▸ **EXERCISE DIRECTIONS**: Pull out every line in the records that contains the word "lens" and copy each one.

Dataset records:
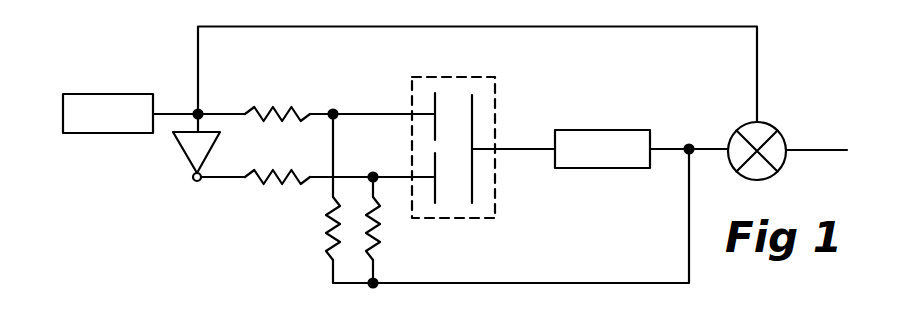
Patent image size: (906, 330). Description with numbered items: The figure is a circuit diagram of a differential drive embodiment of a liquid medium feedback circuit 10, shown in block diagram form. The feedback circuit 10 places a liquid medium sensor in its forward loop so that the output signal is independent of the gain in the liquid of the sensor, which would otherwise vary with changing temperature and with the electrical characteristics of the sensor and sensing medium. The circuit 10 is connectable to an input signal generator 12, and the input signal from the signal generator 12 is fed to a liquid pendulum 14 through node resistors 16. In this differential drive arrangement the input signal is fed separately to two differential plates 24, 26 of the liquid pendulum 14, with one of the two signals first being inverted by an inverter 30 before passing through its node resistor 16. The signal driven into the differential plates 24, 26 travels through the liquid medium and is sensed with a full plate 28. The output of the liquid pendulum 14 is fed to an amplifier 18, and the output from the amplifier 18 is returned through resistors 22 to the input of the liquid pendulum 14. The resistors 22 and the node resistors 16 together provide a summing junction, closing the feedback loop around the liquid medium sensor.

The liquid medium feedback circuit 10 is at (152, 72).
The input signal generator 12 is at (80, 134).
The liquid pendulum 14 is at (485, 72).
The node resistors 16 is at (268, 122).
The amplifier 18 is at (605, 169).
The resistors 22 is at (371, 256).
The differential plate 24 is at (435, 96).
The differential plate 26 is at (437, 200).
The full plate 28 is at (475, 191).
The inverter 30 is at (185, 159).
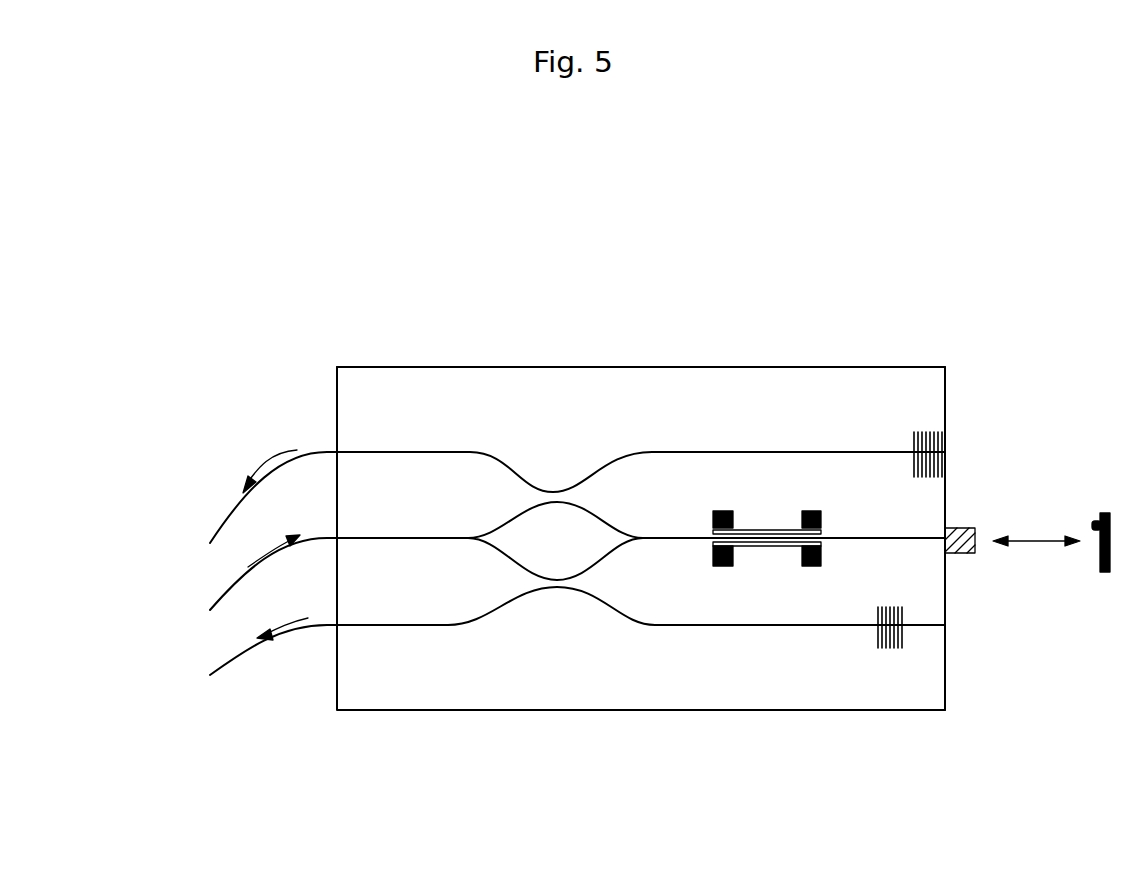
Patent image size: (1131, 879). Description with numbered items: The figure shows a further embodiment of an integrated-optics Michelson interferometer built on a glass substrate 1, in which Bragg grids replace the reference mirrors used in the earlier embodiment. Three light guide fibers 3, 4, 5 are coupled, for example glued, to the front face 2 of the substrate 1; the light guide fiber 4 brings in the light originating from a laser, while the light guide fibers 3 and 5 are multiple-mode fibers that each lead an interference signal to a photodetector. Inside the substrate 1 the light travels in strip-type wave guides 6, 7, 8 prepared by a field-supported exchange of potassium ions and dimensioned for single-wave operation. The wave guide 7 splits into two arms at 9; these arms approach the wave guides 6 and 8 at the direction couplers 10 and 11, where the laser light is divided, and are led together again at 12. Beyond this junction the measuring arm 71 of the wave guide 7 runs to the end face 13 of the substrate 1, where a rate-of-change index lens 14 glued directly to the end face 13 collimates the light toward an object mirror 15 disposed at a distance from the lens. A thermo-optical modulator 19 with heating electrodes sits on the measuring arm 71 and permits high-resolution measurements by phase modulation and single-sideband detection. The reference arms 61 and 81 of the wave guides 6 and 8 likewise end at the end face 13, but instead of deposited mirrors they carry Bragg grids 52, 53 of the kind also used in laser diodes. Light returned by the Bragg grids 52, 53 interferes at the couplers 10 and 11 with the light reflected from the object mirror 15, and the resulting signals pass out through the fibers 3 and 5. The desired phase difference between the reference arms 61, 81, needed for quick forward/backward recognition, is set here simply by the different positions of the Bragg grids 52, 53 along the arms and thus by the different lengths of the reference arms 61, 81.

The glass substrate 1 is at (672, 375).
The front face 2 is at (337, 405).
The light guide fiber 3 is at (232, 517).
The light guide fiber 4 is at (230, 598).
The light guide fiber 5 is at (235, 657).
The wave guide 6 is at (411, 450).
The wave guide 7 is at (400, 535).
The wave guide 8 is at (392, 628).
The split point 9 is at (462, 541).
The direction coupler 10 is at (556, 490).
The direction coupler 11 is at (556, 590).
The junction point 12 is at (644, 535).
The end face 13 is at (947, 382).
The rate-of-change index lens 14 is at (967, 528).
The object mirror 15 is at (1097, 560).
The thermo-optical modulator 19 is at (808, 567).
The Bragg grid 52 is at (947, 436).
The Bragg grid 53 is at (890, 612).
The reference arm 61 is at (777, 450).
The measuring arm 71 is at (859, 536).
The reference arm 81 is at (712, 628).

▸ **WRITTEN REPLY**:
Patent image size: (1131, 879). Description with numbered items: The figure shows a further embodiment of an integrated-optics Michelson interferometer built on a glass substrate 1, in which Bragg grids replace the reference mirrors used in the earlier embodiment. Three light guide fibers 3, 4, 5 are coupled, for example glued, to the front face 2 of the substrate 1; the light guide fiber 4 brings in the light originating from a laser, while the light guide fibers 3 and 5 are multiple-mode fibers that each lead an interference signal to a photodetector. Inside the substrate 1 the light travels in strip-type wave guides 6, 7, 8 prepared by a field-supported exchange of potassium ions and dimensioned for single-wave operation. The wave guide 7 splits into two arms at 9; these arms approach the wave guides 6 and 8 at the direction couplers 10 and 11, where the laser light is divided, and are led together again at 12. Beyond this junction the measuring arm 71 of the wave guide 7 runs to the end face 13 of the substrate 1, where a rate-of-change index lens 14 glued directly to the end face 13 collimates the light toward an object mirror 15 disposed at a distance from the lens. A thermo-optical modulator 19 with heating electrodes sits on the measuring arm 71 and permits high-resolution measurements by phase modulation and single-sideband detection. The reference arms 61 and 81 of the wave guides 6 and 8 likewise end at the end face 13, but instead of deposited mirrors they carry Bragg grids 52, 53 of the kind also used in laser diodes. Light returned by the Bragg grids 52, 53 interferes at the couplers 10 and 11 with the light reflected from the object mirror 15, and the resulting signals pass out through the fibers 3 and 5. The desired phase difference between the reference arms 61, 81, needed for quick forward/backward recognition, is set here simply by the different positions of the Bragg grids 52, 53 along the arms and thus by the different lengths of the reference arms 61, 81.
The rate-of-change index lens 14 is at (967, 528).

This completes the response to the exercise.